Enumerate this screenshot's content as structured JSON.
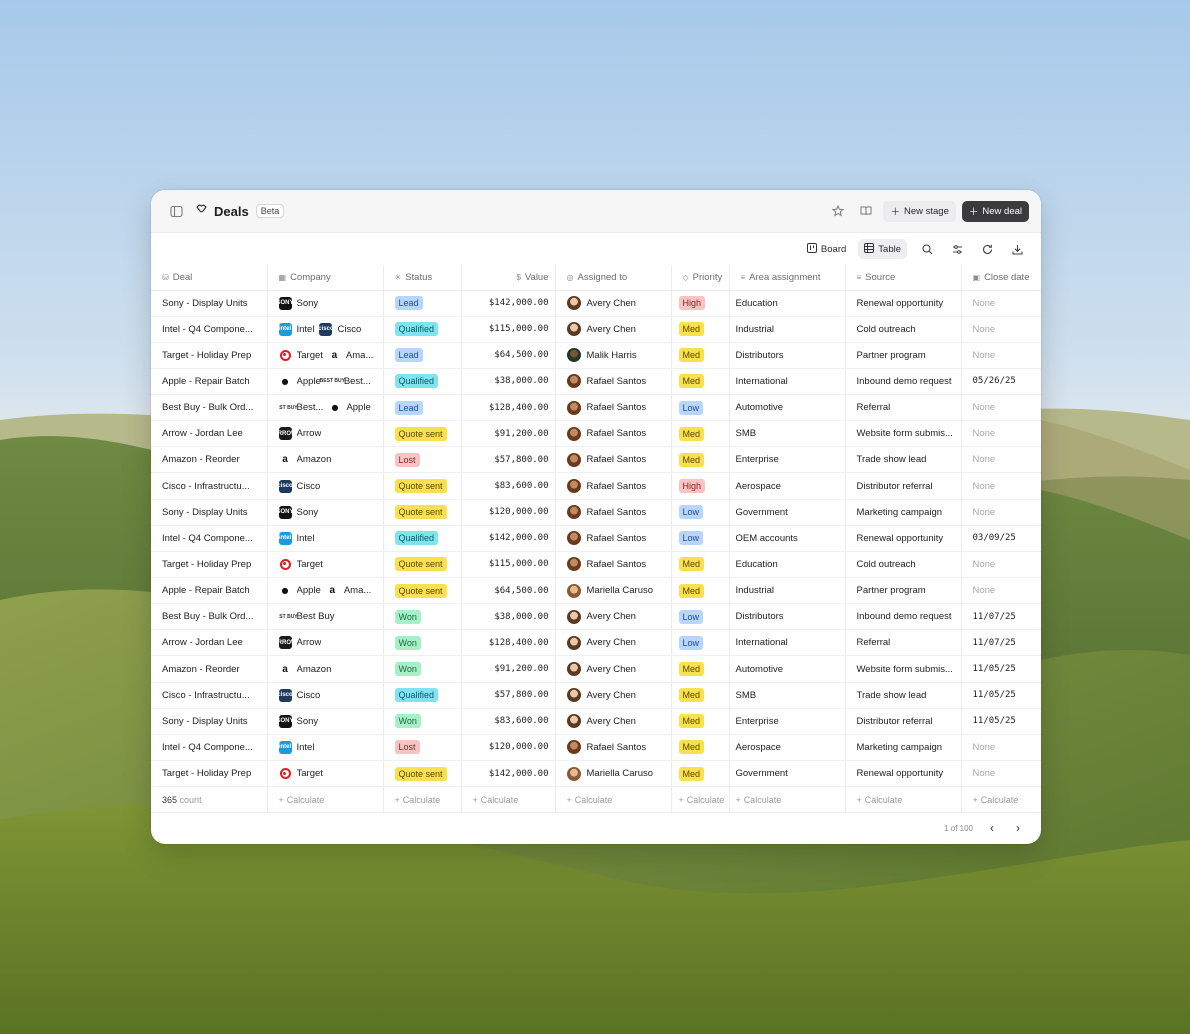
{
  "app": {
    "title": "Deals",
    "badge": "Beta",
    "new_stage_label": "New stage",
    "new_deal_label": "New deal"
  },
  "views": {
    "board_label": "Board",
    "table_label": "Table",
    "active": "Table"
  },
  "columns": {
    "deal": "Deal",
    "company": "Company",
    "status": "Status",
    "value": "Value",
    "assigned": "Assigned to",
    "priority": "Priority",
    "area": "Area assignment",
    "source": "Source",
    "close": "Close date"
  },
  "rows": [
    {
      "deal": "Sony - Display Units",
      "companies": [
        {
          "name": "Sony",
          "logo": "sony"
        }
      ],
      "status": "Lead",
      "value": "$142,000.00",
      "assigned": "Avery Chen",
      "avatar": "avery",
      "priority": "High",
      "area": "Education",
      "source": "Renewal opportunity",
      "close": "None"
    },
    {
      "deal": "Intel - Q4 Compone...",
      "companies": [
        {
          "name": "Intel",
          "logo": "intel"
        },
        {
          "name": "Cisco",
          "logo": "cisco"
        }
      ],
      "status": "Qualified",
      "value": "$115,000.00",
      "assigned": "Avery Chen",
      "avatar": "avery",
      "priority": "Med",
      "area": "Industrial",
      "source": "Cold outreach",
      "close": "None"
    },
    {
      "deal": "Target - Holiday Prep",
      "companies": [
        {
          "name": "Target",
          "logo": "target"
        },
        {
          "name": "Ama...",
          "logo": "amazon"
        }
      ],
      "status": "Lead",
      "value": "$64,500.00",
      "assigned": "Malik Harris",
      "avatar": "malik",
      "priority": "Med",
      "area": "Distributors",
      "source": "Partner program",
      "close": "None"
    },
    {
      "deal": "Apple - Repair Batch",
      "companies": [
        {
          "name": "Apple",
          "logo": "apple"
        },
        {
          "name": "Best...",
          "logo": "bestbuy"
        }
      ],
      "status": "Qualified",
      "value": "$38,000.00",
      "assigned": "Rafael Santos",
      "avatar": "rafael",
      "priority": "Med",
      "area": "International",
      "source": "Inbound demo request",
      "close": "05/26/25"
    },
    {
      "deal": "Best Buy - Bulk Ord...",
      "companies": [
        {
          "name": "Best...",
          "logo": "bestbuy"
        },
        {
          "name": "Apple",
          "logo": "apple"
        }
      ],
      "status": "Lead",
      "value": "$128,400.00",
      "assigned": "Rafael Santos",
      "avatar": "rafael",
      "priority": "Low",
      "area": "Automotive",
      "source": "Referral",
      "close": "None"
    },
    {
      "deal": "Arrow - Jordan Lee",
      "companies": [
        {
          "name": "Arrow",
          "logo": "arrow"
        }
      ],
      "status": "Quote sent",
      "value": "$91,200.00",
      "assigned": "Rafael Santos",
      "avatar": "rafael",
      "priority": "Med",
      "area": "SMB",
      "source": "Website form submis...",
      "close": "None"
    },
    {
      "deal": "Amazon - Reorder",
      "companies": [
        {
          "name": "Amazon",
          "logo": "amazon"
        }
      ],
      "status": "Lost",
      "value": "$57,800.00",
      "assigned": "Rafael Santos",
      "avatar": "rafael",
      "priority": "Med",
      "area": "Enterprise",
      "source": "Trade show lead",
      "close": "None"
    },
    {
      "deal": "Cisco - Infrastructu...",
      "companies": [
        {
          "name": "Cisco",
          "logo": "cisco"
        }
      ],
      "status": "Quote sent",
      "value": "$83,600.00",
      "assigned": "Rafael Santos",
      "avatar": "rafael",
      "priority": "High",
      "area": "Aerospace",
      "source": "Distributor referral",
      "close": "None"
    },
    {
      "deal": "Sony - Display Units",
      "companies": [
        {
          "name": "Sony",
          "logo": "sony"
        }
      ],
      "status": "Quote sent",
      "value": "$120,000.00",
      "assigned": "Rafael Santos",
      "avatar": "rafael",
      "priority": "Low",
      "area": "Government",
      "source": "Marketing campaign",
      "close": "None"
    },
    {
      "deal": "Intel - Q4 Compone...",
      "companies": [
        {
          "name": "Intel",
          "logo": "intel"
        }
      ],
      "status": "Qualified",
      "value": "$142,000.00",
      "assigned": "Rafael Santos",
      "avatar": "rafael",
      "priority": "Low",
      "area": "OEM accounts",
      "source": "Renewal opportunity",
      "close": "03/09/25"
    },
    {
      "deal": "Target - Holiday Prep",
      "companies": [
        {
          "name": "Target",
          "logo": "target"
        }
      ],
      "status": "Quote sent",
      "value": "$115,000.00",
      "assigned": "Rafael Santos",
      "avatar": "rafael",
      "priority": "Med",
      "area": "Education",
      "source": "Cold outreach",
      "close": "None"
    },
    {
      "deal": "Apple - Repair Batch",
      "companies": [
        {
          "name": "Apple",
          "logo": "apple"
        },
        {
          "name": "Ama...",
          "logo": "amazon"
        }
      ],
      "status": "Quote sent",
      "value": "$64,500.00",
      "assigned": "Mariella Caruso",
      "avatar": "mariella",
      "priority": "Med",
      "area": "Industrial",
      "source": "Partner program",
      "close": "None"
    },
    {
      "deal": "Best Buy - Bulk Ord...",
      "companies": [
        {
          "name": "Best Buy",
          "logo": "bestbuy"
        }
      ],
      "status": "Won",
      "value": "$38,000.00",
      "assigned": "Avery Chen",
      "avatar": "avery",
      "priority": "Low",
      "area": "Distributors",
      "source": "Inbound demo request",
      "close": "11/07/25"
    },
    {
      "deal": "Arrow - Jordan Lee",
      "companies": [
        {
          "name": "Arrow",
          "logo": "arrow"
        }
      ],
      "status": "Won",
      "value": "$128,400.00",
      "assigned": "Avery Chen",
      "avatar": "avery",
      "priority": "Low",
      "area": "International",
      "source": "Referral",
      "close": "11/07/25"
    },
    {
      "deal": "Amazon - Reorder",
      "companies": [
        {
          "name": "Amazon",
          "logo": "amazon"
        }
      ],
      "status": "Won",
      "value": "$91,200.00",
      "assigned": "Avery Chen",
      "avatar": "avery",
      "priority": "Med",
      "area": "Automotive",
      "source": "Website form submis...",
      "close": "11/05/25"
    },
    {
      "deal": "Cisco - Infrastructu...",
      "companies": [
        {
          "name": "Cisco",
          "logo": "cisco"
        }
      ],
      "status": "Qualified",
      "value": "$57,800.00",
      "assigned": "Avery Chen",
      "avatar": "avery",
      "priority": "Med",
      "area": "SMB",
      "source": "Trade show lead",
      "close": "11/05/25"
    },
    {
      "deal": "Sony - Display Units",
      "companies": [
        {
          "name": "Sony",
          "logo": "sony"
        }
      ],
      "status": "Won",
      "value": "$83,600.00",
      "assigned": "Avery Chen",
      "avatar": "avery",
      "priority": "Med",
      "area": "Enterprise",
      "source": "Distributor referral",
      "close": "11/05/25"
    },
    {
      "deal": "Intel - Q4 Compone...",
      "companies": [
        {
          "name": "Intel",
          "logo": "intel"
        }
      ],
      "status": "Lost",
      "value": "$120,000.00",
      "assigned": "Rafael Santos",
      "avatar": "rafael",
      "priority": "Med",
      "area": "Aerospace",
      "source": "Marketing campaign",
      "close": "None"
    },
    {
      "deal": "Target - Holiday Prep",
      "companies": [
        {
          "name": "Target",
          "logo": "target"
        }
      ],
      "status": "Quote sent",
      "value": "$142,000.00",
      "assigned": "Mariella Caruso",
      "avatar": "mariella",
      "priority": "Med",
      "area": "Government",
      "source": "Renewal opportunity",
      "close": "None"
    }
  ],
  "footer": {
    "count_value": "365",
    "count_label": "count",
    "calculate_label": "Calculate"
  },
  "pagination": {
    "text": "1 of 100"
  }
}
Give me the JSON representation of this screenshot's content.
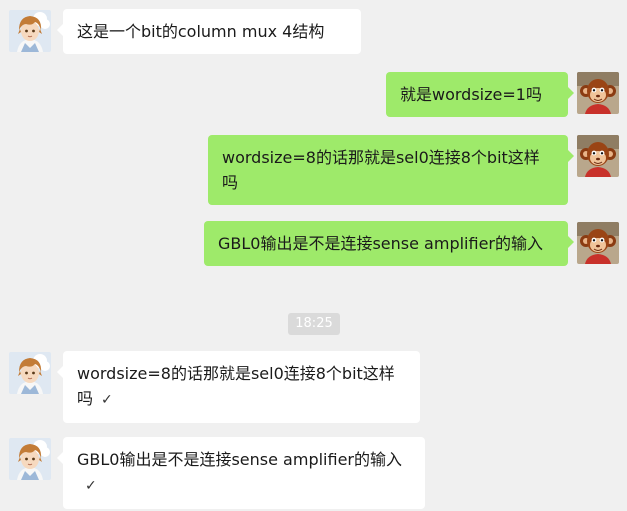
{
  "messages": [
    {
      "side": "in",
      "text": "这是一个bit的column mux 4结构"
    },
    {
      "side": "out",
      "text": "就是wordsize=1吗"
    },
    {
      "side": "out",
      "text": "wordsize=8的话那就是sel0连接8个bit这样吗"
    },
    {
      "side": "out",
      "text": "GBL0输出是不是连接sense amplifier的输入"
    },
    {
      "side": "in",
      "text": "wordsize=8的话那就是sel0连接8个bit这样吗",
      "check": "✓"
    },
    {
      "side": "in",
      "text": "GBL0输出是不是连接sense amplifier的输入",
      "check": "✓"
    }
  ],
  "timestamp": "18:25",
  "avatars": {
    "left": "anime-boy-avatar",
    "right": "cartoon-monkey-avatar"
  }
}
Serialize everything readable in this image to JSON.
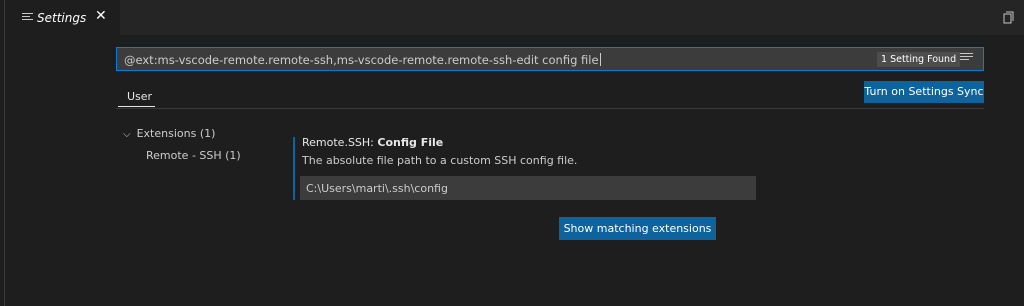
{
  "editor": {
    "tab": {
      "label": "Settings",
      "icon": "settings-list-icon",
      "close_icon": "close-icon"
    },
    "actions": {
      "open_json_icon": "open-settings-json-icon"
    }
  },
  "search": {
    "value": "@ext:ms-vscode-remote.remote-ssh,ms-vscode-remote.remote-ssh-edit config file",
    "results_badge": "1 Setting Found",
    "filter_icon": "filter-list-icon"
  },
  "scope": {
    "tabs": [
      {
        "label": "User"
      }
    ],
    "sync_button_label": "Turn on Settings Sync"
  },
  "toc": {
    "group_label": "Extensions (1)",
    "chevron_icon": "chevron-down-icon",
    "children": [
      {
        "label": "Remote - SSH (1)"
      }
    ]
  },
  "setting": {
    "category": "Remote.SSH: ",
    "name": "Config File",
    "description": "The absolute file path to a custom SSH config file.",
    "value": "C:\\Users\\marti\\.ssh\\config"
  },
  "matching_extensions_button_label": "Show matching extensions",
  "colors": {
    "accent": "#007fd4",
    "button": "#0e639c",
    "background": "#1e1e1e"
  }
}
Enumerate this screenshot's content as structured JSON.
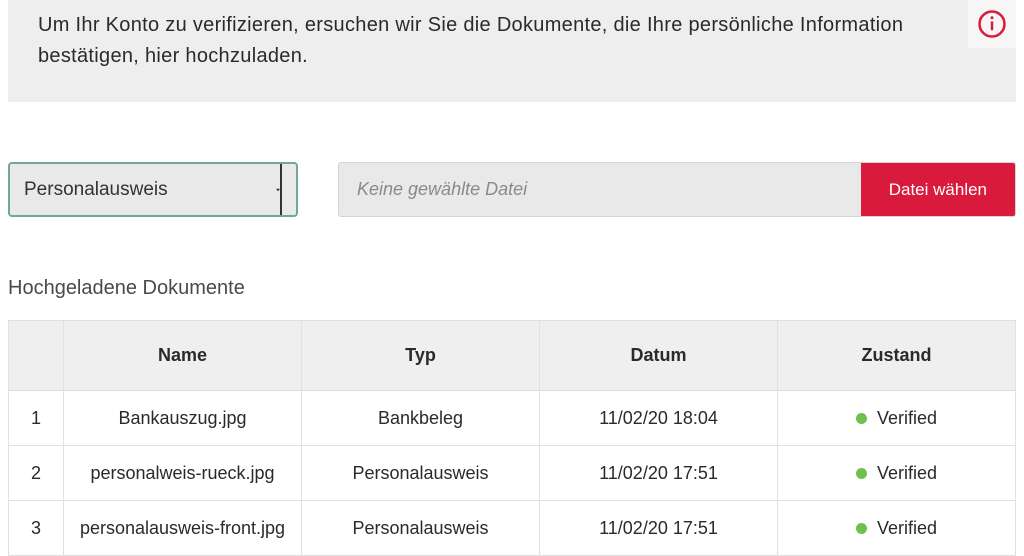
{
  "banner": {
    "text": "Um Ihr Konto zu verifizieren, ersuchen wir Sie die Dokumente, die Ihre persönliche Information bestätigen, hier hochzuladen."
  },
  "upload": {
    "select_value": "Personalausweis",
    "file_placeholder": "Keine gewählte Datei",
    "choose_button": "Datei wählen"
  },
  "section": {
    "uploaded_title": "Hochgeladene Dokumente"
  },
  "table": {
    "headers": {
      "index": "",
      "name": "Name",
      "type": "Typ",
      "date": "Datum",
      "status": "Zustand"
    },
    "rows": [
      {
        "index": "1",
        "name": "Bankauszug.jpg",
        "type": "Bankbeleg",
        "date": "11/02/20 18:04",
        "status_text": "Verified",
        "status_color": "#6cc24a"
      },
      {
        "index": "2",
        "name": "personalweis-rueck.jpg",
        "type": "Personalausweis",
        "date": "11/02/20 17:51",
        "status_text": "Verified",
        "status_color": "#6cc24a"
      },
      {
        "index": "3",
        "name": "personalausweis-front.jpg",
        "type": "Personalausweis",
        "date": "11/02/20 17:51",
        "status_text": "Verified",
        "status_color": "#6cc24a"
      }
    ]
  },
  "colors": {
    "accent": "#d91a3c"
  }
}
◇ ◇ ◇
**The request**
Which lines include "this"? Copy each of them out.

**Result**
Enumerate this screenshot's content as structured JSON.
Give me the JSON representation of this screenshot's content.
Serialize everything readable in this image to JSON.
Enumerate this screenshot's content as structured JSON.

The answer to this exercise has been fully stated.